Directive
Go through the listing and set it down exactly, leaving out its pictures.

Data entries:
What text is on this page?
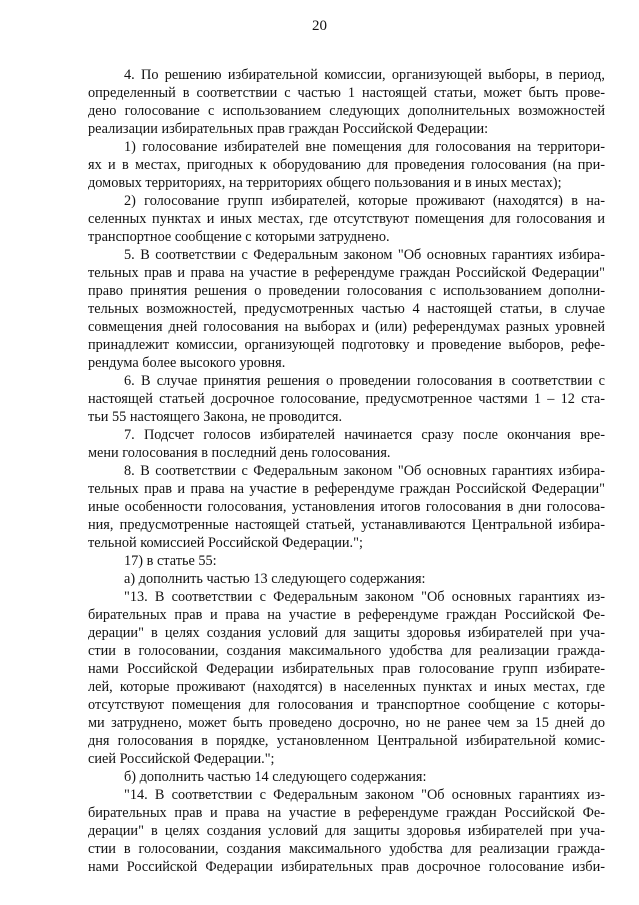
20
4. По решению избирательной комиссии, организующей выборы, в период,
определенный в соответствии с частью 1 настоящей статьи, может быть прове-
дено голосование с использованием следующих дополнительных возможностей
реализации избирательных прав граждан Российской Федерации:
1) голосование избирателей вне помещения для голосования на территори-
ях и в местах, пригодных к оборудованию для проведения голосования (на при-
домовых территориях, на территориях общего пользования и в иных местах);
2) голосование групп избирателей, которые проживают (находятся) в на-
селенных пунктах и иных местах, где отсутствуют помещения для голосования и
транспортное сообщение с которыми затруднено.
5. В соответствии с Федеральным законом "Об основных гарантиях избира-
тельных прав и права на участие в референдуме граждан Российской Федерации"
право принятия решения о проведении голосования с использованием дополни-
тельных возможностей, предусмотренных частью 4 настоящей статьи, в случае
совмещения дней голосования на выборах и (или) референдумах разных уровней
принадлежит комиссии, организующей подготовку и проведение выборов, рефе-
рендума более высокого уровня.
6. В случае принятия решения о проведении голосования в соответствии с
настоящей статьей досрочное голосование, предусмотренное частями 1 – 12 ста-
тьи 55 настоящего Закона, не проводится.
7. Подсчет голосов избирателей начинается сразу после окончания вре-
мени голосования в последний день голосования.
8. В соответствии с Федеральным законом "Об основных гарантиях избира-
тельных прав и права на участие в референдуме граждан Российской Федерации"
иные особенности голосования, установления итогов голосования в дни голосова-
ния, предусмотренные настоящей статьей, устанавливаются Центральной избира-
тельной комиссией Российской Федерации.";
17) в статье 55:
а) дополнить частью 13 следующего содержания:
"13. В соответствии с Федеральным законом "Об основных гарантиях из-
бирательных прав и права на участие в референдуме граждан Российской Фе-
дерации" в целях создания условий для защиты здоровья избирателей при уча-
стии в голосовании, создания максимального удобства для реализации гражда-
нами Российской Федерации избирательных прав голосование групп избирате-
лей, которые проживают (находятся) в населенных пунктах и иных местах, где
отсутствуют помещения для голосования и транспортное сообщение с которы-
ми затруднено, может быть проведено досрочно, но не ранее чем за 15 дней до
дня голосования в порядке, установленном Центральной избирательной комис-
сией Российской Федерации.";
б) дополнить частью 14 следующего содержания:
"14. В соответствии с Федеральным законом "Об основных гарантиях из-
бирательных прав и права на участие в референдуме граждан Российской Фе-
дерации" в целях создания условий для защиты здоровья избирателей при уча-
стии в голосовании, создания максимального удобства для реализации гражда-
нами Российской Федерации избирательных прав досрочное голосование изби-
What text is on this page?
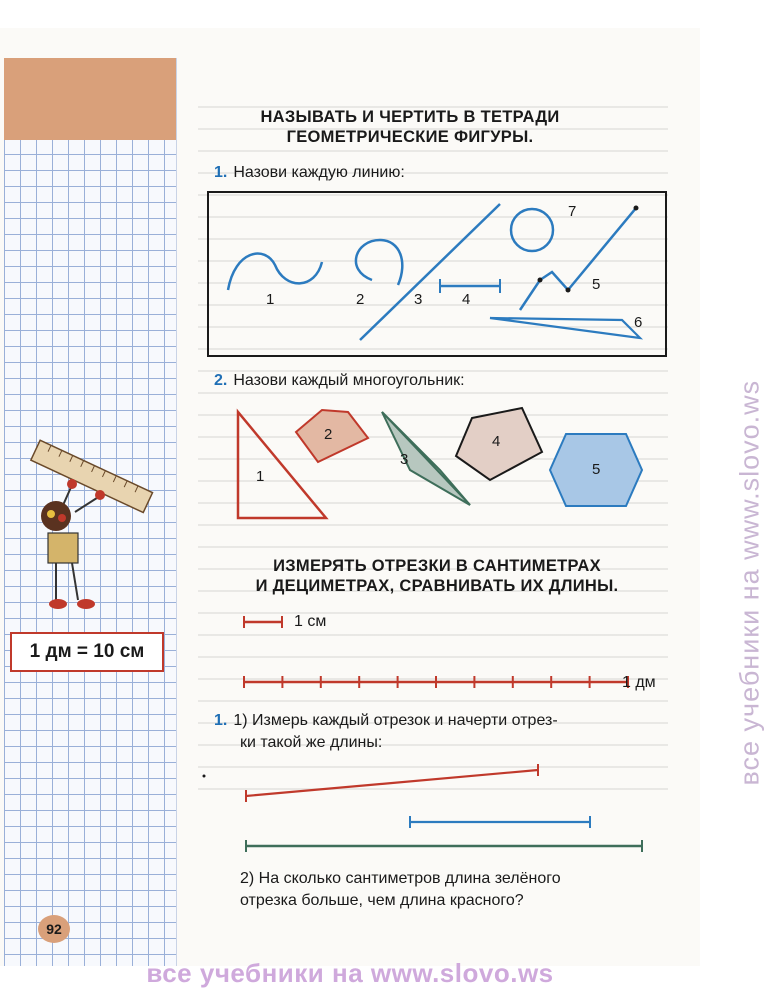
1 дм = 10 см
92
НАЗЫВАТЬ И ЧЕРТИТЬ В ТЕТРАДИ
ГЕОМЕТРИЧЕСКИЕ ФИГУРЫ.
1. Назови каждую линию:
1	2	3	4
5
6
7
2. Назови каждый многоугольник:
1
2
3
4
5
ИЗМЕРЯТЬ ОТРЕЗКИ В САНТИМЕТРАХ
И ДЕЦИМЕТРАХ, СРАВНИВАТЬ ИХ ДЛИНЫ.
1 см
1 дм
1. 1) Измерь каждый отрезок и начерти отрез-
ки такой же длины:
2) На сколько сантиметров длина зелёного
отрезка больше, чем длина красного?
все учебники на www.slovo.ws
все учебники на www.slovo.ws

Answer to this task
What text is on this page?
20
4. По решению избирательной комиссии, организующей выборы, в период,
определенный в соответствии с частью 1 настоящей статьи, может быть прове-
дено голосование с использованием следующих дополнительных возможностей
реализации избирательных прав граждан Российской Федерации:
1) голосование избирателей вне помещения для голосования на территори-
ях и в местах, пригодных к оборудованию для проведения голосования (на при-
домовых территориях, на территориях общего пользования и в иных местах);
2) голосование групп избирателей, которые проживают (находятся) в на-
селенных пунктах и иных местах, где отсутствуют помещения для голосования и
транспортное сообщение с которыми затруднено.
5. В соответствии с Федеральным законом "Об основных гарантиях избира-
тельных прав и права на участие в референдуме граждан Российской Федерации"
право принятия решения о проведении голосования с использованием дополни-
тельных возможностей, предусмотренных частью 4 настоящей статьи, в случае
совмещения дней голосования на выборах и (или) референдумах разных уровней
принадлежит комиссии, организующей подготовку и проведение выборов, рефе-
рендума более высокого уровня.
6. В случае принятия решения о проведении голосования в соответствии с
настоящей статьей досрочное голосование, предусмотренное частями 1 – 12 ста-
тьи 55 настоящего Закона, не проводится.
7. Подсчет голосов избирателей начинается сразу после окончания вре-
мени голосования в последний день голосования.
8. В соответствии с Федеральным законом "Об основных гарантиях избира-
тельных прав и права на участие в референдуме граждан Российской Федерации"
иные особенности голосования, установления итогов голосования в дни голосова-
ния, предусмотренные настоящей статьей, устанавливаются Центральной избира-
тельной комиссией Российской Федерации.";
17) в статье 55:
а) дополнить частью 13 следующего содержания:
"13. В соответствии с Федеральным законом "Об основных гарантиях из-
бирательных прав и права на участие в референдуме граждан Российской Фе-
дерации" в целях создания условий для защиты здоровья избирателей при уча-
стии в голосовании, создания максимального удобства для реализации гражда-
нами Российской Федерации избирательных прав голосование групп избирате-
лей, которые проживают (находятся) в населенных пунктах и иных местах, где
отсутствуют помещения для голосования и транспортное сообщение с которы-
ми затруднено, может быть проведено досрочно, но не ранее чем за 15 дней до
дня голосования в порядке, установленном Центральной избирательной комис-
сией Российской Федерации.";
б) дополнить частью 14 следующего содержания:
"14. В соответствии с Федеральным законом "Об основных гарантиях из-
бирательных прав и права на участие в референдуме граждан Российской Фе-
дерации" в целях создания условий для защиты здоровья избирателей при уча-
стии в голосовании, создания максимального удобства для реализации гражда-
нами Российской Федерации избирательных прав досрочное голосование изби-
What text is on this page?
1 дм = 10 см
92
НАЗЫВАТЬ И ЧЕРТИТЬ В ТЕТРАДИ
ГЕОМЕТРИЧЕСКИЕ ФИГУРЫ.
1. Назови каждую линию:
1	2	3	4
5
6
7
2. Назови каждый многоугольник:
1
2
3
4
5
ИЗМЕРЯТЬ ОТРЕЗКИ В САНТИМЕТРАХ
И ДЕЦИМЕТРАХ, СРАВНИВАТЬ ИХ ДЛИНЫ.
1 см
1 дм
1. 1) Измерь каждый отрезок и начерти отрез-
ки такой же длины:
2) На сколько сантиметров длина зелёного
отрезка больше, чем длина красного?
все учебники на www.slovo.ws
все учебники на www.slovo.ws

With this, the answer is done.